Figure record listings

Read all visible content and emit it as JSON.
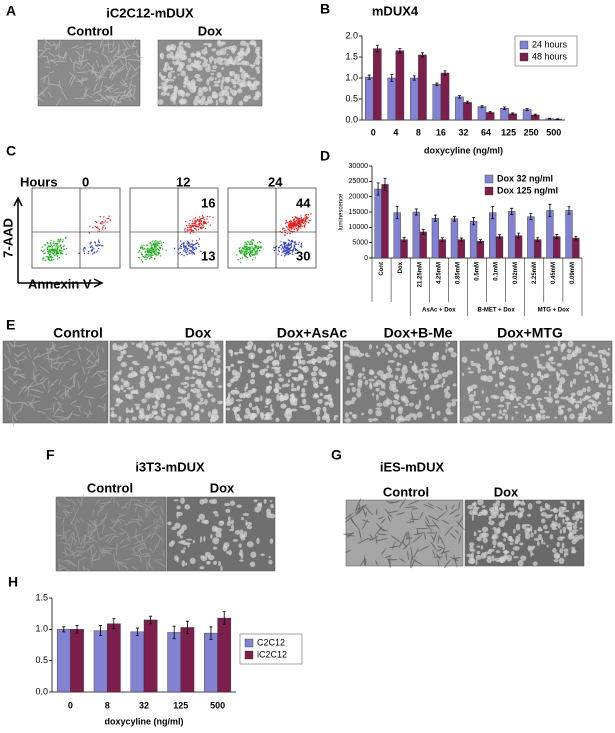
{
  "figure": {
    "panels": [
      "A",
      "B",
      "C",
      "D",
      "E",
      "F",
      "G",
      "H"
    ],
    "a": {
      "title": "iC2C12-mDUX",
      "labels": [
        "Control",
        "Dox"
      ]
    },
    "c": {
      "hours_label": "Hours",
      "hours": [
        0,
        12,
        24
      ],
      "upper_right": [
        16,
        44
      ],
      "lower_right": [
        13,
        30
      ],
      "y_label": "7-AAD",
      "x_label": "Annexin V"
    },
    "e": {
      "labels": [
        "Control",
        "Dox",
        "Dox+AsAc",
        "Dox+B-Me",
        "Dox+MTG"
      ]
    },
    "f": {
      "title": "i3T3-mDUX",
      "labels": [
        "Control",
        "Dox"
      ]
    },
    "g": {
      "title": "iES-mDUX",
      "labels": [
        "Control",
        "Dox"
      ]
    }
  },
  "chart_data": [
    {
      "type": "bar",
      "title": "mDUX4",
      "x_label": "doxycyline (ng/ml)",
      "categories": [
        "0",
        "4",
        "8",
        "16",
        "32",
        "64",
        "125",
        "250",
        "500"
      ],
      "series": [
        {
          "name": "24 hours",
          "color": "#8282d2",
          "values": [
            1.02,
            1.0,
            1.0,
            0.85,
            0.55,
            0.32,
            0.28,
            0.25,
            0.03
          ],
          "errors": [
            0.05,
            0.08,
            0.05,
            0.03,
            0.03,
            0.02,
            0.03,
            0.02,
            0.01
          ]
        },
        {
          "name": "48 hours",
          "color": "#7d1f4c",
          "values": [
            1.7,
            1.65,
            1.55,
            1.12,
            0.42,
            0.18,
            0.15,
            0.12,
            0.02
          ],
          "errors": [
            0.08,
            0.05,
            0.05,
            0.05,
            0.03,
            0.02,
            0.02,
            0.02,
            0.01
          ]
        }
      ],
      "ylim": [
        0,
        2
      ],
      "yticks": [
        {
          "value": 0,
          "label": "0.0"
        },
        0.5,
        {
          "value": 1,
          "label": "1.0"
        },
        1.5,
        {
          "value": 2,
          "label": "2.0"
        }
      ]
    },
    {
      "type": "bar",
      "y_label": "luminescence",
      "categories": [
        "Cont",
        "Dox",
        "21.25mM",
        "4.25mM",
        "0.85mM",
        "0.5mM",
        "0.1mM",
        "0.02mM",
        "2.25mM",
        "0.45mM",
        "0.09mM"
      ],
      "groups": [
        "AsAc + Dox",
        "B-MET + Dox",
        "MTG + Dox"
      ],
      "series": [
        {
          "name": "Dox 32 ng/ml",
          "color": "#8282d2",
          "values": [
            22500,
            14800,
            15000,
            13000,
            12800,
            12000,
            14800,
            15200,
            13500,
            15500,
            15500
          ],
          "errors": [
            2000,
            2000,
            1000,
            1000,
            800,
            1200,
            2000,
            1000,
            1000,
            2000,
            1200
          ]
        },
        {
          "name": "Dox 125 ng/ml",
          "color": "#7d1f4c",
          "values": [
            24000,
            6000,
            8500,
            6000,
            6000,
            5500,
            7000,
            7300,
            6000,
            7000,
            6500
          ],
          "errors": [
            2000,
            700,
            800,
            600,
            500,
            500,
            600,
            800,
            600,
            700,
            600
          ]
        }
      ],
      "ylim": [
        0,
        30000
      ],
      "yticks": [
        0,
        5000,
        10000,
        15000,
        20000,
        25000,
        30000
      ]
    },
    {
      "type": "bar",
      "x_label": "doxycyline (ng/ml)",
      "categories": [
        "0",
        "8",
        "32",
        "125",
        "500"
      ],
      "series": [
        {
          "name": "C2C12",
          "color": "#8282d2",
          "values": [
            1.0,
            0.98,
            0.96,
            0.95,
            0.94
          ],
          "errors": [
            0.04,
            0.08,
            0.06,
            0.1,
            0.1
          ]
        },
        {
          "name": "iC2C12",
          "color": "#7d1f4c",
          "values": [
            1.0,
            1.09,
            1.15,
            1.03,
            1.18
          ],
          "errors": [
            0.06,
            0.08,
            0.06,
            0.1,
            0.1
          ]
        }
      ],
      "ylim": [
        0,
        1.5
      ],
      "yticks": [
        {
          "value": 0,
          "label": "0.0"
        },
        0.5,
        {
          "value": 1,
          "label": "1.0"
        },
        1.5
      ]
    }
  ]
}
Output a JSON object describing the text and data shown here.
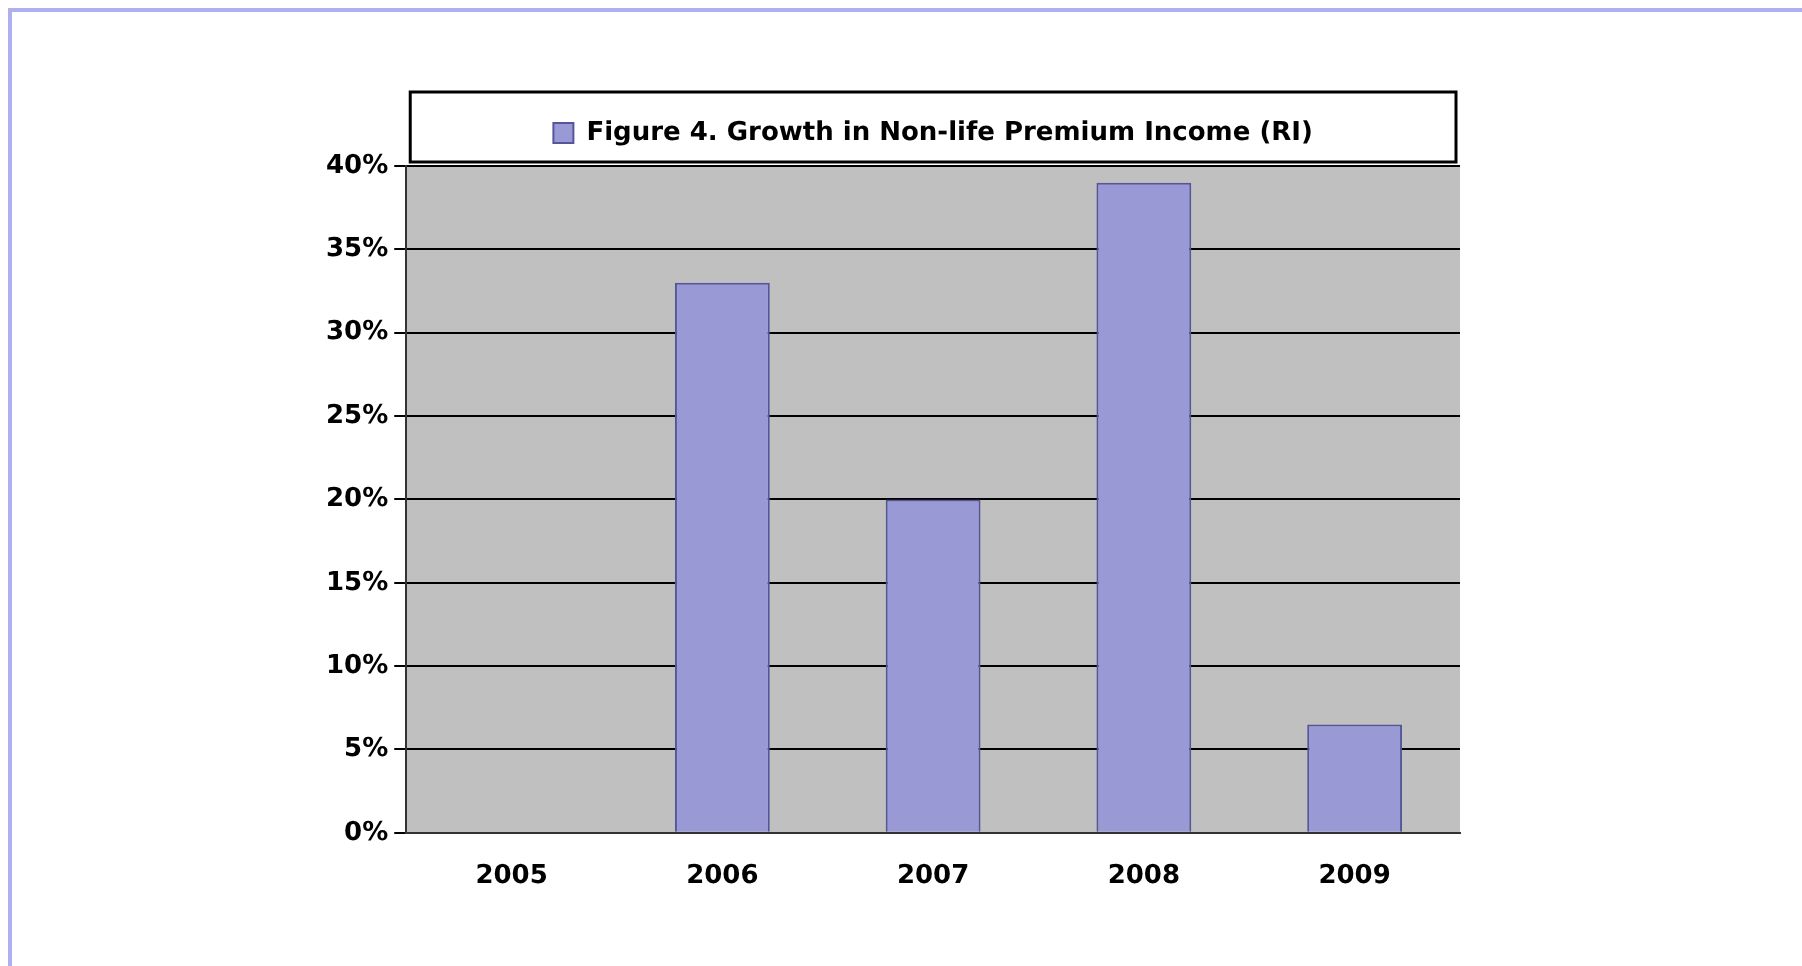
{
  "chart_data": {
    "type": "bar",
    "categories": [
      "2005",
      "2006",
      "2007",
      "2008",
      "2009"
    ],
    "series": [
      {
        "name": "Figure 4. Growth in Non-life Premium Income (RI)",
        "color": "#9999d6",
        "values": [
          0,
          33,
          20,
          39,
          6.5
        ]
      }
    ],
    "ylim": [
      0,
      40
    ],
    "yticks": [
      {
        "value": 0,
        "label": "0%"
      },
      {
        "value": 5,
        "label": "5%"
      },
      {
        "value": 10,
        "label": "10%"
      },
      {
        "value": 15,
        "label": "15%"
      },
      {
        "value": 20,
        "label": "20%"
      },
      {
        "value": 25,
        "label": "25%"
      },
      {
        "value": 30,
        "label": "30%"
      },
      {
        "value": 35,
        "label": "35%"
      },
      {
        "value": 40,
        "label": "40%"
      }
    ],
    "grid": "y",
    "legend": "top"
  }
}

Aim: Return all of the entries exactly as written, but drop any pictures they hold.

Answer to this problem:
Read all visible content and emit it as JSON.
{
  "figure": {
    "panels": [
      "A",
      "B",
      "C",
      "D",
      "E",
      "F",
      "G",
      "H"
    ],
    "a": {
      "title": "iC2C12-mDUX",
      "labels": [
        "Control",
        "Dox"
      ]
    },
    "c": {
      "hours_label": "Hours",
      "hours": [
        0,
        12,
        24
      ],
      "upper_right": [
        16,
        44
      ],
      "lower_right": [
        13,
        30
      ],
      "y_label": "7-AAD",
      "x_label": "Annexin V"
    },
    "e": {
      "labels": [
        "Control",
        "Dox",
        "Dox+AsAc",
        "Dox+B-Me",
        "Dox+MTG"
      ]
    },
    "f": {
      "title": "i3T3-mDUX",
      "labels": [
        "Control",
        "Dox"
      ]
    },
    "g": {
      "title": "iES-mDUX",
      "labels": [
        "Control",
        "Dox"
      ]
    }
  },
  "chart_data": [
    {
      "type": "bar",
      "title": "mDUX4",
      "x_label": "doxycyline (ng/ml)",
      "categories": [
        "0",
        "4",
        "8",
        "16",
        "32",
        "64",
        "125",
        "250",
        "500"
      ],
      "series": [
        {
          "name": "24 hours",
          "color": "#8282d2",
          "values": [
            1.02,
            1.0,
            1.0,
            0.85,
            0.55,
            0.32,
            0.28,
            0.25,
            0.03
          ],
          "errors": [
            0.05,
            0.08,
            0.05,
            0.03,
            0.03,
            0.02,
            0.03,
            0.02,
            0.01
          ]
        },
        {
          "name": "48 hours",
          "color": "#7d1f4c",
          "values": [
            1.7,
            1.65,
            1.55,
            1.12,
            0.42,
            0.18,
            0.15,
            0.12,
            0.02
          ],
          "errors": [
            0.08,
            0.05,
            0.05,
            0.05,
            0.03,
            0.02,
            0.02,
            0.02,
            0.01
          ]
        }
      ],
      "ylim": [
        0,
        2
      ],
      "yticks": [
        {
          "value": 0,
          "label": "0.0"
        },
        0.5,
        {
          "value": 1,
          "label": "1.0"
        },
        1.5,
        {
          "value": 2,
          "label": "2.0"
        }
      ]
    },
    {
      "type": "bar",
      "y_label": "luminescence",
      "categories": [
        "Cont",
        "Dox",
        "21.25mM",
        "4.25mM",
        "0.85mM",
        "0.5mM",
        "0.1mM",
        "0.02mM",
        "2.25mM",
        "0.45mM",
        "0.09mM"
      ],
      "groups": [
        "AsAc + Dox",
        "B-MET + Dox",
        "MTG + Dox"
      ],
      "series": [
        {
          "name": "Dox 32 ng/ml",
          "color": "#8282d2",
          "values": [
            22500,
            14800,
            15000,
            13000,
            12800,
            12000,
            14800,
            15200,
            13500,
            15500,
            15500
          ],
          "errors": [
            2000,
            2000,
            1000,
            1000,
            800,
            1200,
            2000,
            1000,
            1000,
            2000,
            1200
          ]
        },
        {
          "name": "Dox 125 ng/ml",
          "color": "#7d1f4c",
          "values": [
            24000,
            6000,
            8500,
            6000,
            6000,
            5500,
            7000,
            7300,
            6000,
            7000,
            6500
          ],
          "errors": [
            2000,
            700,
            800,
            600,
            500,
            500,
            600,
            800,
            600,
            700,
            600
          ]
        }
      ],
      "ylim": [
        0,
        30000
      ],
      "yticks": [
        0,
        5000,
        10000,
        15000,
        20000,
        25000,
        30000
      ]
    },
    {
      "type": "bar",
      "x_label": "doxycyline (ng/ml)",
      "categories": [
        "0",
        "8",
        "32",
        "125",
        "500"
      ],
      "series": [
        {
          "name": "C2C12",
          "color": "#8282d2",
          "values": [
            1.0,
            0.98,
            0.96,
            0.95,
            0.94
          ],
          "errors": [
            0.04,
            0.08,
            0.06,
            0.1,
            0.1
          ]
        },
        {
          "name": "iC2C12",
          "color": "#7d1f4c",
          "values": [
            1.0,
            1.09,
            1.15,
            1.03,
            1.18
          ],
          "errors": [
            0.06,
            0.08,
            0.06,
            0.1,
            0.1
          ]
        }
      ],
      "ylim": [
        0,
        1.5
      ],
      "yticks": [
        {
          "value": 0,
          "label": "0.0"
        },
        0.5,
        {
          "value": 1,
          "label": "1.0"
        },
        1.5
      ]
    }
  ]
}
Output a JSON object describing the text and data shown here.
{
  "chart_data": {
    "type": "bar",
    "categories": [
      "2005",
      "2006",
      "2007",
      "2008",
      "2009"
    ],
    "series": [
      {
        "name": "Figure 4. Growth in Non-life Premium Income (RI)",
        "color": "#9999d6",
        "values": [
          0,
          33,
          20,
          39,
          6.5
        ]
      }
    ],
    "ylim": [
      0,
      40
    ],
    "yticks": [
      {
        "value": 0,
        "label": "0%"
      },
      {
        "value": 5,
        "label": "5%"
      },
      {
        "value": 10,
        "label": "10%"
      },
      {
        "value": 15,
        "label": "15%"
      },
      {
        "value": 20,
        "label": "20%"
      },
      {
        "value": 25,
        "label": "25%"
      },
      {
        "value": 30,
        "label": "30%"
      },
      {
        "value": 35,
        "label": "35%"
      },
      {
        "value": 40,
        "label": "40%"
      }
    ],
    "grid": "y",
    "legend": "top"
  }
}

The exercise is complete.